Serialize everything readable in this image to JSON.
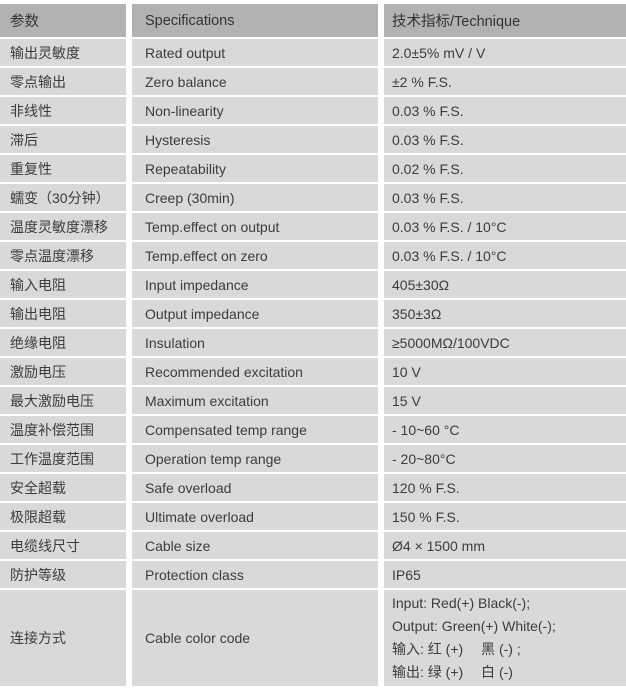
{
  "colors": {
    "header_bg": "#b2b2b2",
    "cell_bg": "#d9d9d9",
    "separator": "#ffffff",
    "text": "#3c3c3c"
  },
  "table": {
    "headers": [
      "参数",
      "Specifications",
      "技术指标/Technique"
    ],
    "rows": [
      {
        "param": "输出灵敏度",
        "spec": "Rated output",
        "value": "2.0±5% mV / V"
      },
      {
        "param": "零点输出",
        "spec": "Zero balance",
        "value": "±2 % F.S."
      },
      {
        "param": "非线性",
        "spec": "Non-linearity",
        "value": "0.03 % F.S."
      },
      {
        "param": "滞后",
        "spec": "Hysteresis",
        "value": "0.03 % F.S."
      },
      {
        "param": "重复性",
        "spec": "Repeatability",
        "value": "0.02 % F.S."
      },
      {
        "param": "蠕变（30分钟）",
        "spec": "Creep (30min)",
        "value": "0.03 % F.S."
      },
      {
        "param": "温度灵敏度漂移",
        "spec": "Temp.effect on output",
        "value": "0.03 % F.S. / 10°C"
      },
      {
        "param": "零点温度漂移",
        "spec": "Temp.effect on zero",
        "value": "0.03 % F.S. / 10°C"
      },
      {
        "param": "输入电阻",
        "spec": "Input impedance",
        "value": "405±30Ω"
      },
      {
        "param": "输出电阻",
        "spec": "Output impedance",
        "value": "350±3Ω"
      },
      {
        "param": "绝缘电阻",
        "spec": "Insulation",
        "value": "≥5000MΩ/100VDC"
      },
      {
        "param": "激励电压",
        "spec": "Recommended excitation",
        "value": "10 V"
      },
      {
        "param": "最大激励电压",
        "spec": "Maximum excitation",
        "value": "15 V"
      },
      {
        "param": "温度补偿范围",
        "spec": "Compensated temp range",
        "value": "- 10~60 °C"
      },
      {
        "param": "工作温度范围",
        "spec": "Operation temp range",
        "value": "- 20~80°C"
      },
      {
        "param": "安全超载",
        "spec": "Safe overload",
        "value": "120 % F.S."
      },
      {
        "param": "极限超载",
        "spec": "Ultimate overload",
        "value": "150 % F.S."
      },
      {
        "param": "电缆线尺寸",
        "spec": "Cable size",
        "value": "Ø4 × 1500 mm"
      },
      {
        "param": "防护等级",
        "spec": "Protection class",
        "value": "IP65"
      },
      {
        "param": "连接方式",
        "spec": "Cable color code",
        "value_lines": [
          "Input: Red(+) Black(-);",
          "Output: Green(+) White(-);",
          "输入: 红 (+)　 黑 (-) ;",
          "输出: 绿 (+)　 白 (-)"
        ]
      }
    ]
  }
}
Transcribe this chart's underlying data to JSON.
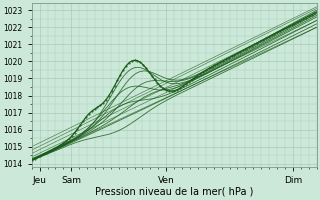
{
  "title": "",
  "xlabel": "Pression niveau de la mer( hPa )",
  "bg_color": "#cce8d8",
  "grid_color": "#aaccbb",
  "line_color": "#1a5c1a",
  "ylim": [
    1013.8,
    1023.4
  ],
  "xlim": [
    0,
    108
  ],
  "yticks": [
    1014,
    1015,
    1016,
    1017,
    1018,
    1019,
    1020,
    1021,
    1022,
    1023
  ],
  "xtick_positions": [
    3,
    15,
    51,
    99
  ],
  "xtick_labels": [
    "Jeu",
    "Sam",
    "Ven",
    "Dim"
  ],
  "ytick_fontsize": 5.5,
  "xtick_fontsize": 6.5
}
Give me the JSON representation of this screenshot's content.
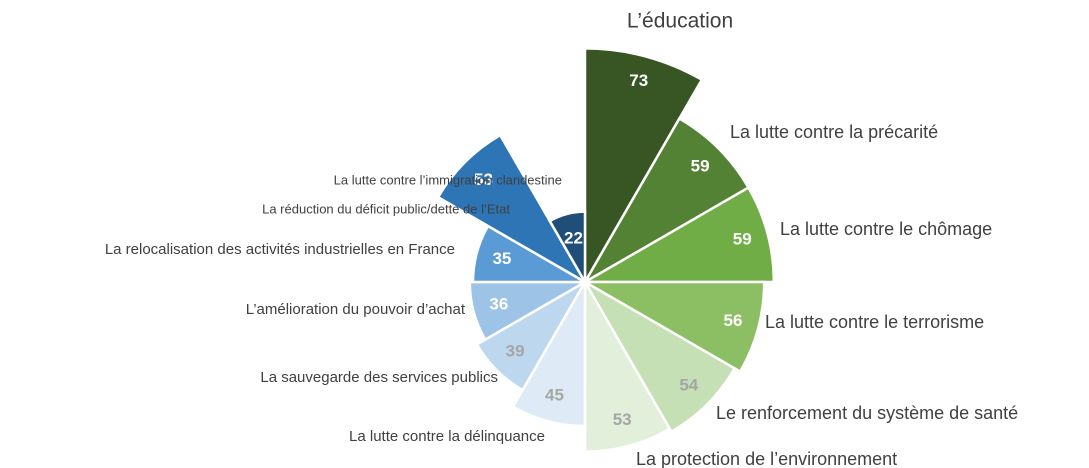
{
  "chart_data": {
    "type": "polar-area",
    "categories": [
      "L’éducation",
      "La lutte contre la précarité",
      "La lutte contre le chômage",
      "La lutte contre le terrorisme",
      "Le renforcement du système de santé",
      "La protection de l’environnement",
      "La lutte contre la délinquance",
      "La sauvegarde des services publics",
      "L’amélioration du pouvoir d’achat",
      "La relocalisation des activités industrielles en France",
      "La réduction du déficit public/dette de l’Etat",
      "La lutte contre l’immigration clandestine"
    ],
    "values": [
      73,
      59,
      59,
      56,
      54,
      53,
      45,
      39,
      36,
      35,
      53,
      22
    ],
    "colors": [
      "#375623",
      "#548235",
      "#70ad47",
      "#8cbf63",
      "#c5e0b4",
      "#e2efda",
      "#deebf7",
      "#bdd7ee",
      "#9dc3e6",
      "#5b9bd5",
      "#2e75b6",
      "#1f4e79"
    ]
  }
}
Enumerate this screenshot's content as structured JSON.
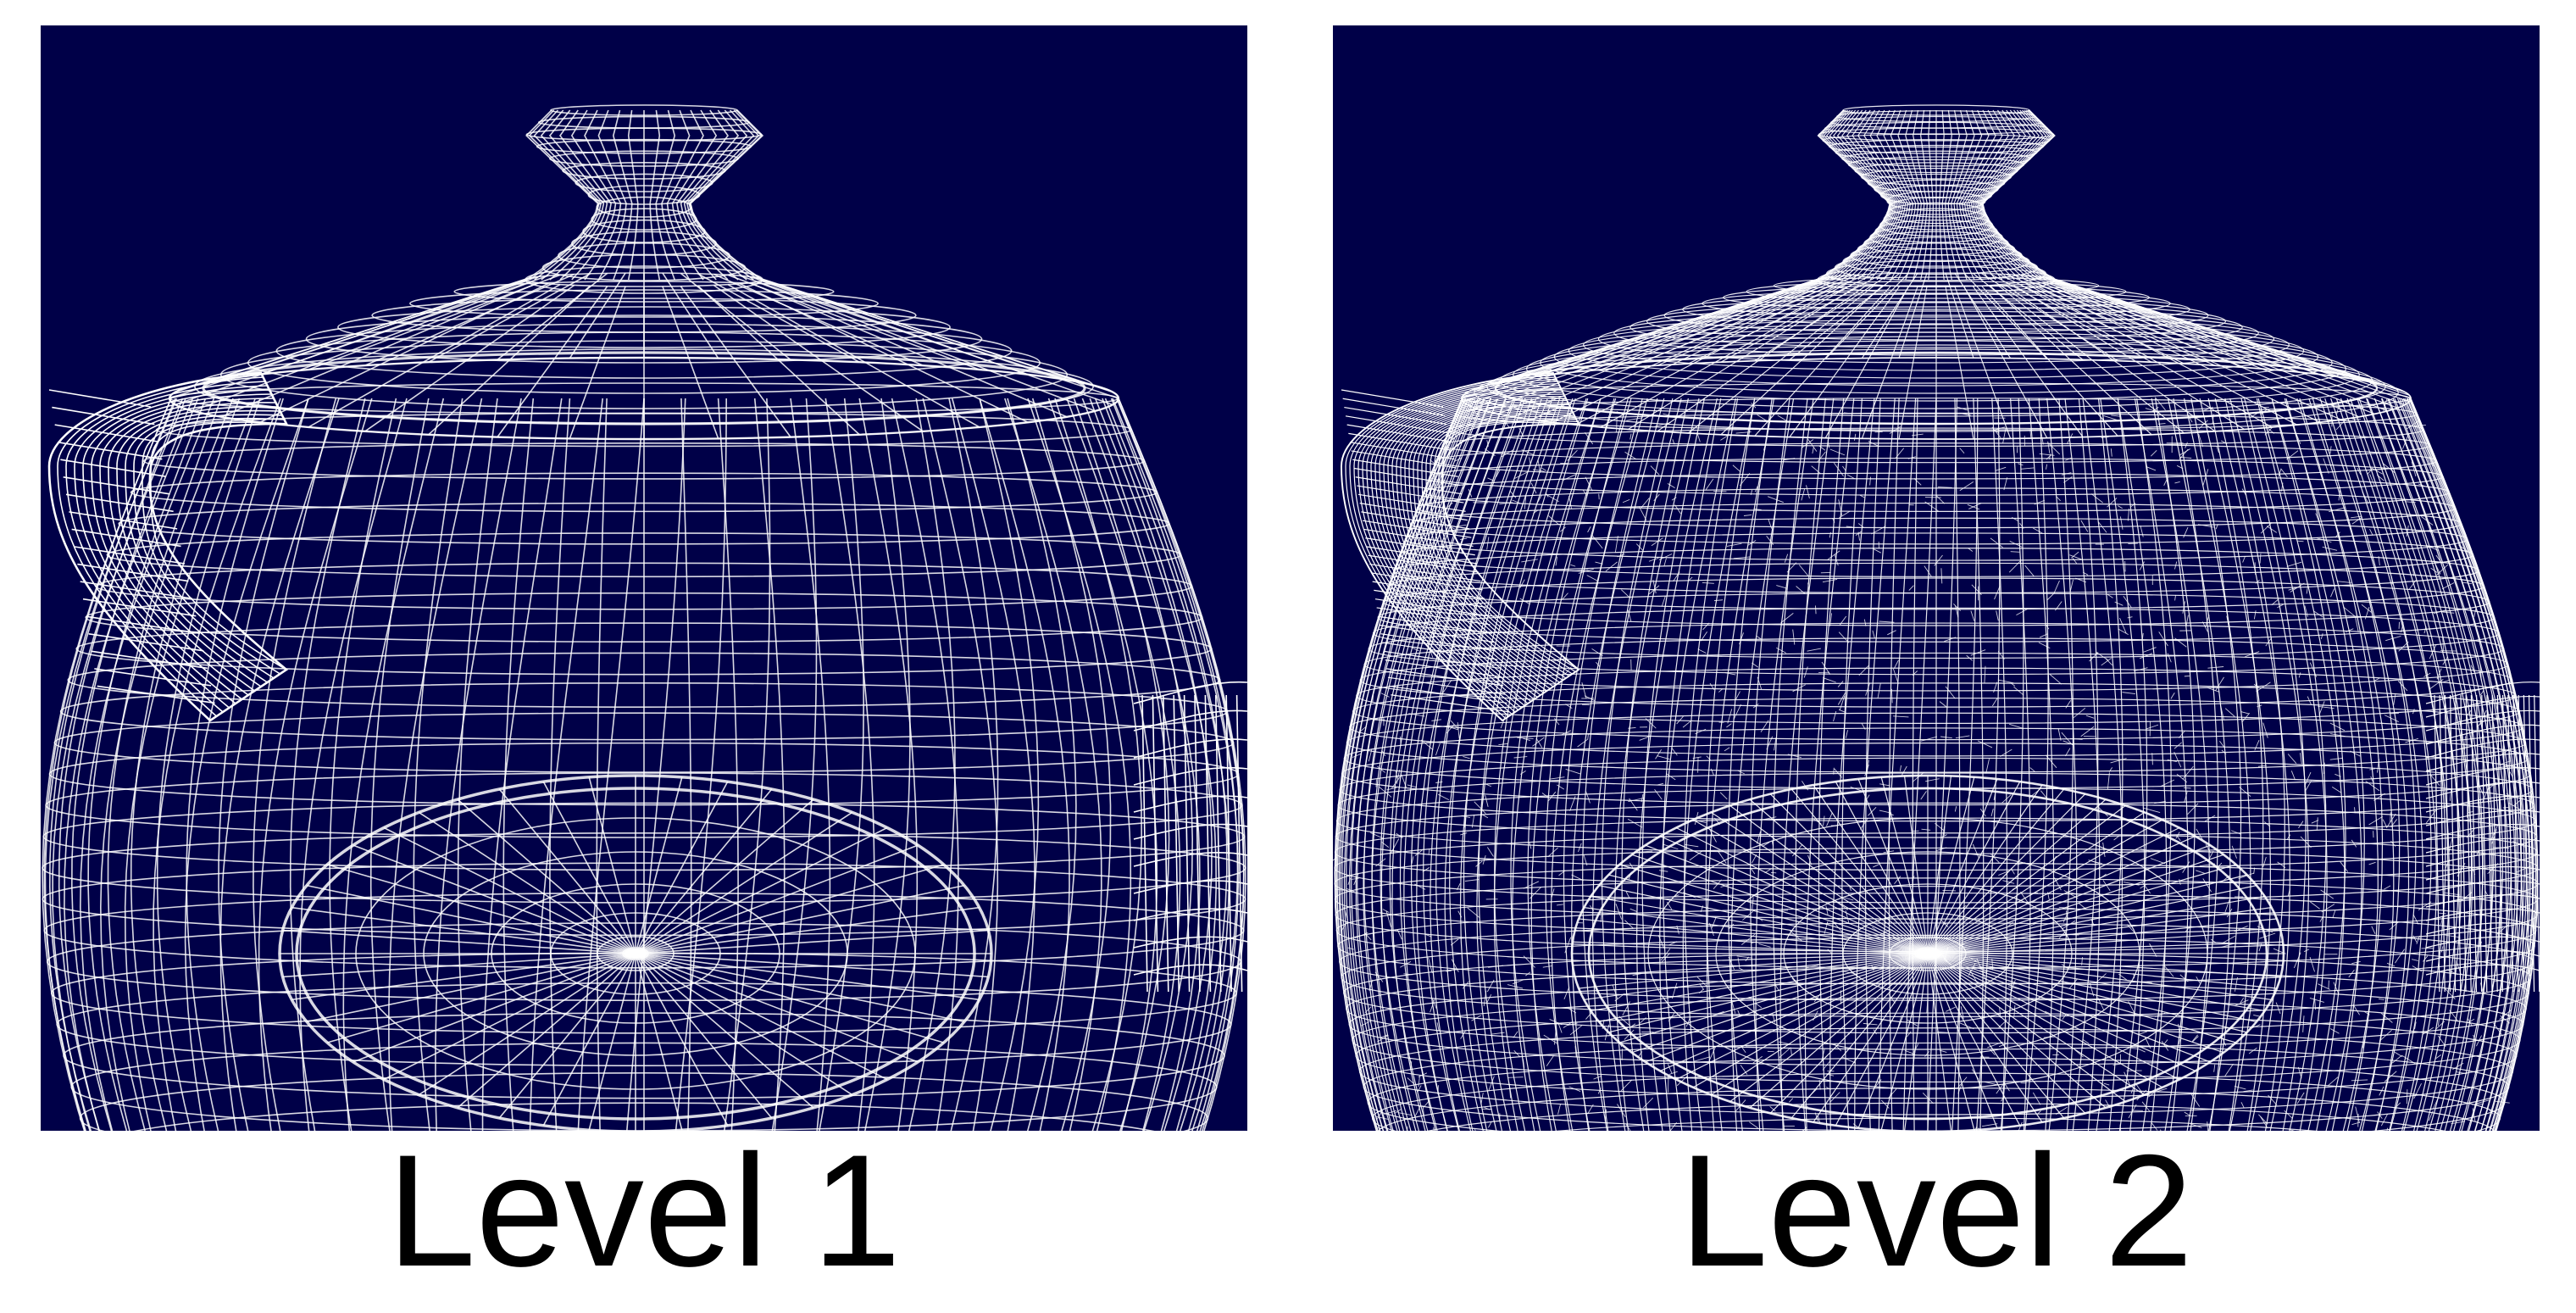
{
  "panels": [
    {
      "id": "level-1",
      "label": "Level 1",
      "density": 1
    },
    {
      "id": "level-2",
      "label": "Level 2",
      "density": 2
    }
  ],
  "colors": {
    "background": "#000048",
    "wire": "#ffffff",
    "page": "#ffffff",
    "label_text": "#000000"
  },
  "subject": "teapot-wireframe"
}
┄┄┄┄┄┄┄┄┄┄
> [Problem details] Which lines in the listing above hold the word "overload"? Show each of them.

> [Solved problem]
        "spec": "Safe overload",
        "spec": "Ultimate overload",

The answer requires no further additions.